(TASK TO COMPLETE):
Copy every line from the material below that holds "Twitter".

Entries taken from a collection
⟨

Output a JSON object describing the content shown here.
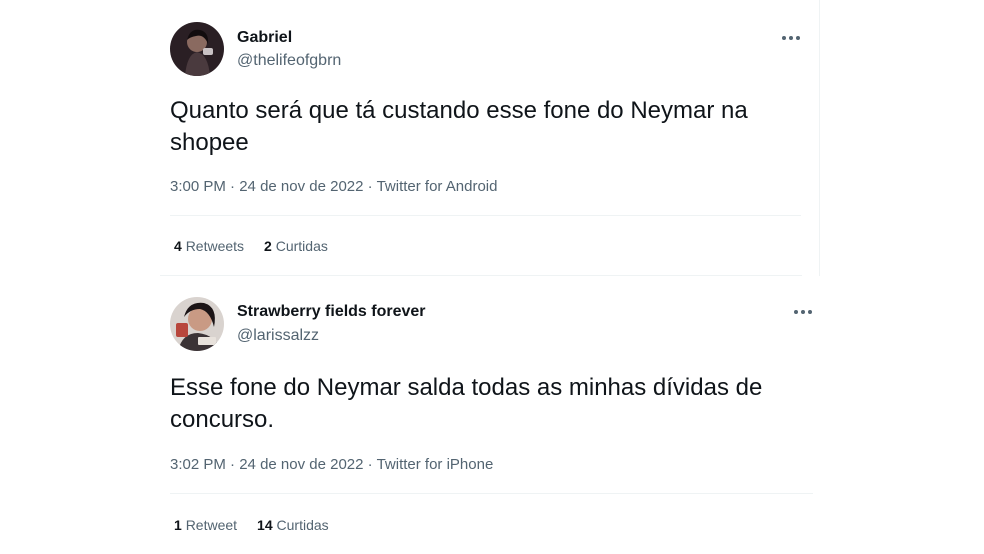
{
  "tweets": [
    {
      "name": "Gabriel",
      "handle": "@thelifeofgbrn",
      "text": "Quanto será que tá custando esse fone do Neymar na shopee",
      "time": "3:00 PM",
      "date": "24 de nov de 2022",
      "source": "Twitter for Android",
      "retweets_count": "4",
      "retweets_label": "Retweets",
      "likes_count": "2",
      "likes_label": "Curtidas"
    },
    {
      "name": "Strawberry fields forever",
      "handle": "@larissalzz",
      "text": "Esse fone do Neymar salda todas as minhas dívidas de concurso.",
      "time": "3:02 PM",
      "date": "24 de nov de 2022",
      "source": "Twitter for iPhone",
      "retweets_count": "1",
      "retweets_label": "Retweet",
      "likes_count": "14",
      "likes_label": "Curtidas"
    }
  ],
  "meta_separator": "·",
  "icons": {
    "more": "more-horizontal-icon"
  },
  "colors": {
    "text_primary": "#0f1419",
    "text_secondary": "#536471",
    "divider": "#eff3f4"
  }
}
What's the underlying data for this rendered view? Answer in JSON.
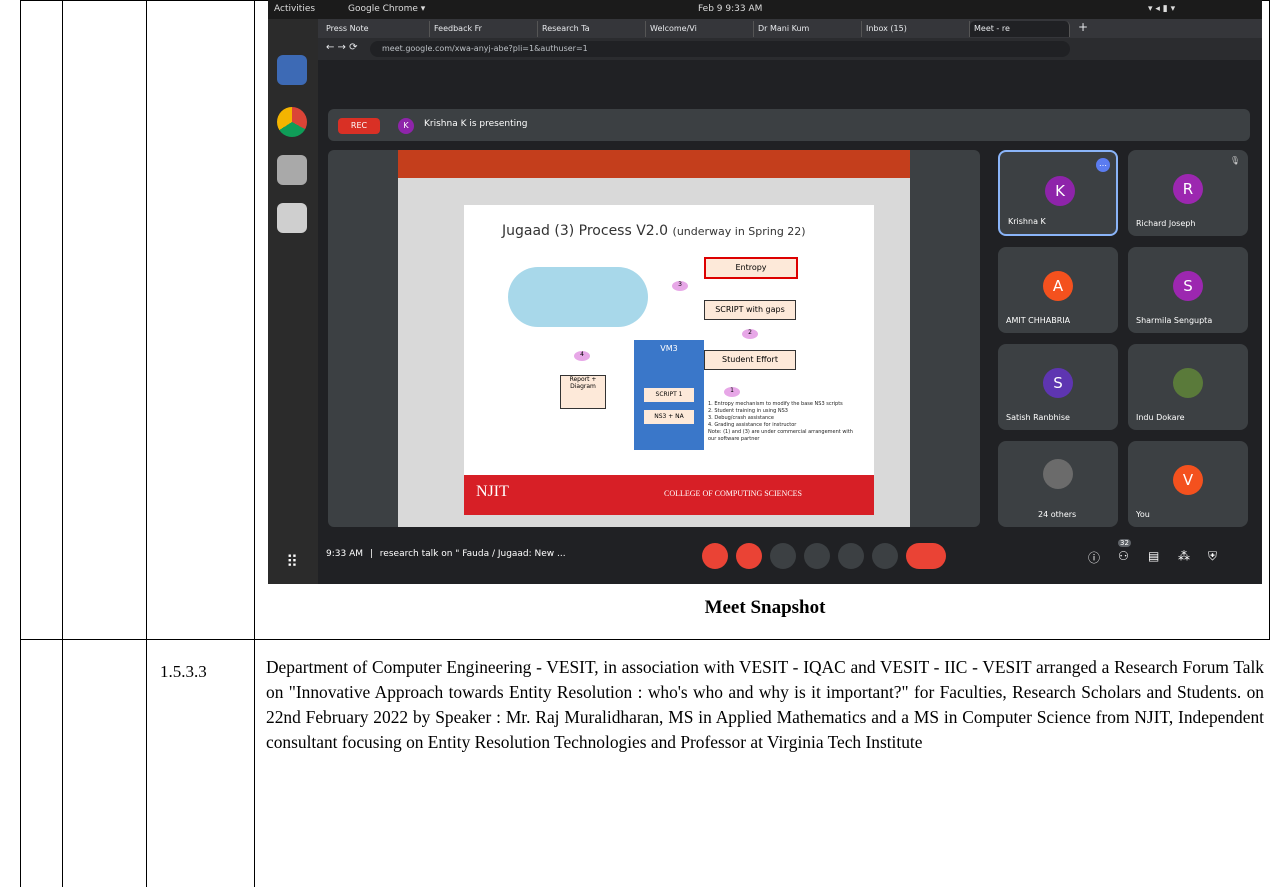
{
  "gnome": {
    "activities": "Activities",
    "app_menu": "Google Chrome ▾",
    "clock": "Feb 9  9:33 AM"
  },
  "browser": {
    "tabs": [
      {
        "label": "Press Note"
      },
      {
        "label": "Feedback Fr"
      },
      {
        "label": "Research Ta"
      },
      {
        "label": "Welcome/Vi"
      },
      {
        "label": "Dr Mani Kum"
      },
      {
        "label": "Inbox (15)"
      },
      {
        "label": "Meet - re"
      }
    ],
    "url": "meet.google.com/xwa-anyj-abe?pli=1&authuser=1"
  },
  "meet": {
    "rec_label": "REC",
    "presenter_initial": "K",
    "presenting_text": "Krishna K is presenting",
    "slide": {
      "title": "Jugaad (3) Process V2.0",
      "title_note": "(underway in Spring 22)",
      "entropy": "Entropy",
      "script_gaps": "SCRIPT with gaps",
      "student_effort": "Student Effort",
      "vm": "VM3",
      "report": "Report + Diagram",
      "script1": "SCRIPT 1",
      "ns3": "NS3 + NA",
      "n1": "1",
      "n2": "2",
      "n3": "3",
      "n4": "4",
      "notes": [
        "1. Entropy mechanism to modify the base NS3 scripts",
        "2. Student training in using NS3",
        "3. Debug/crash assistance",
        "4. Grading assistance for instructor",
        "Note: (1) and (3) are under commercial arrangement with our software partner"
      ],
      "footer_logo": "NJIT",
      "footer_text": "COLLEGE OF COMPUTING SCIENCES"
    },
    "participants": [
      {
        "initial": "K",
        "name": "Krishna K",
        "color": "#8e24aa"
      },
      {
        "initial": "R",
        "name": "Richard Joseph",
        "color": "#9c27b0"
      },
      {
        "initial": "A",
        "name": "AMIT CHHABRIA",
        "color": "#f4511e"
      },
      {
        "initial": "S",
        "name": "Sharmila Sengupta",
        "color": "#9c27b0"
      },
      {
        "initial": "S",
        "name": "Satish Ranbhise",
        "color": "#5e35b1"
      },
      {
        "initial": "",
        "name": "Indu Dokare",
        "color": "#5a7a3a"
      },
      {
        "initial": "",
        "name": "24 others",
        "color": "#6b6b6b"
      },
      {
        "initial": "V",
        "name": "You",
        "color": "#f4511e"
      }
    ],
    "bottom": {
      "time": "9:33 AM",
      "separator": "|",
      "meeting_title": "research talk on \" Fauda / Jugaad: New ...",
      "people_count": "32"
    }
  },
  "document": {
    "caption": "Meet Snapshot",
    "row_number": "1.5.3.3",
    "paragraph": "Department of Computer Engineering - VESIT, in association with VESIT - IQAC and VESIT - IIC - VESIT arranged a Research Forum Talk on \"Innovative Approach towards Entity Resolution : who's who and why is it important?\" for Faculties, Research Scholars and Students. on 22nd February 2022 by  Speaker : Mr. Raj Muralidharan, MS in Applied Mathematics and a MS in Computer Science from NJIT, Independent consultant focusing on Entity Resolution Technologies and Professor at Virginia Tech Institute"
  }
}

⟩
⟨

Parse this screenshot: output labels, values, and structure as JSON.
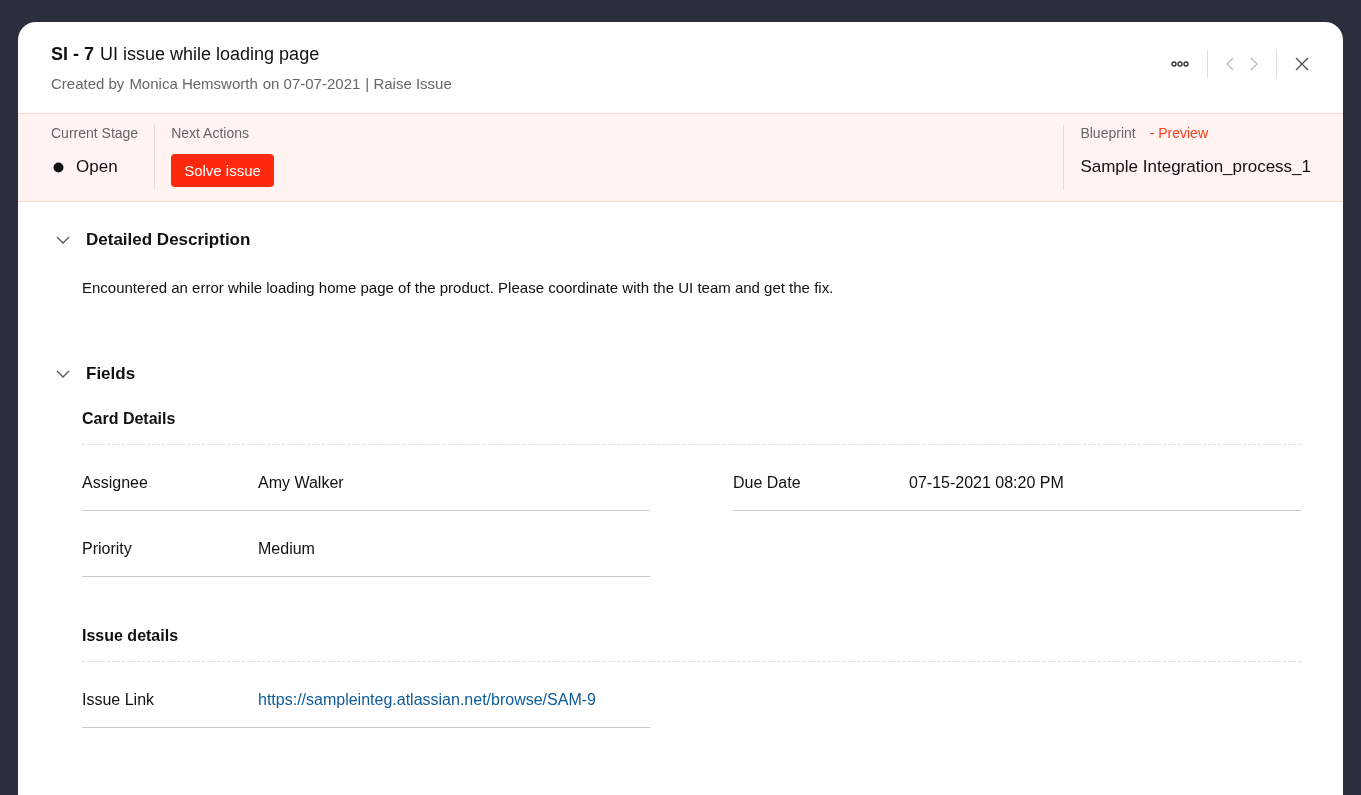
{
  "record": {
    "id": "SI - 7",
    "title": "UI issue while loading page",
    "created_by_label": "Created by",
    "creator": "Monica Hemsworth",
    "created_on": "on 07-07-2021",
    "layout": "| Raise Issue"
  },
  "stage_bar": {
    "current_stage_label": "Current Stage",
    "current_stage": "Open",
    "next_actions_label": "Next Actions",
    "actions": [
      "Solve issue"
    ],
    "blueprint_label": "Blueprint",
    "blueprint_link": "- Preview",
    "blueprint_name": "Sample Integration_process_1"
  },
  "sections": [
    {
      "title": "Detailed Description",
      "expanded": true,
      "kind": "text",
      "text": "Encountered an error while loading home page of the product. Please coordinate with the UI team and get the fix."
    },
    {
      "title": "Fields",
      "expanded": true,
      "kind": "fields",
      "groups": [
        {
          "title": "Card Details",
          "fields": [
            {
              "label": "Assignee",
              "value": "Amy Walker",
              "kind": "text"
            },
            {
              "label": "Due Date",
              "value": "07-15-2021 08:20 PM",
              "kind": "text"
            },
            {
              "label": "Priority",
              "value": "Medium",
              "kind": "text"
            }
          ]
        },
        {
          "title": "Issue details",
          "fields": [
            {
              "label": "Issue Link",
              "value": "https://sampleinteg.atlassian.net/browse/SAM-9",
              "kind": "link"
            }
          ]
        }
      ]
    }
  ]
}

⟩

(FULL SOLUTION):
      "source": "Twitter for Android",
      "source": "Twitter for iPhone",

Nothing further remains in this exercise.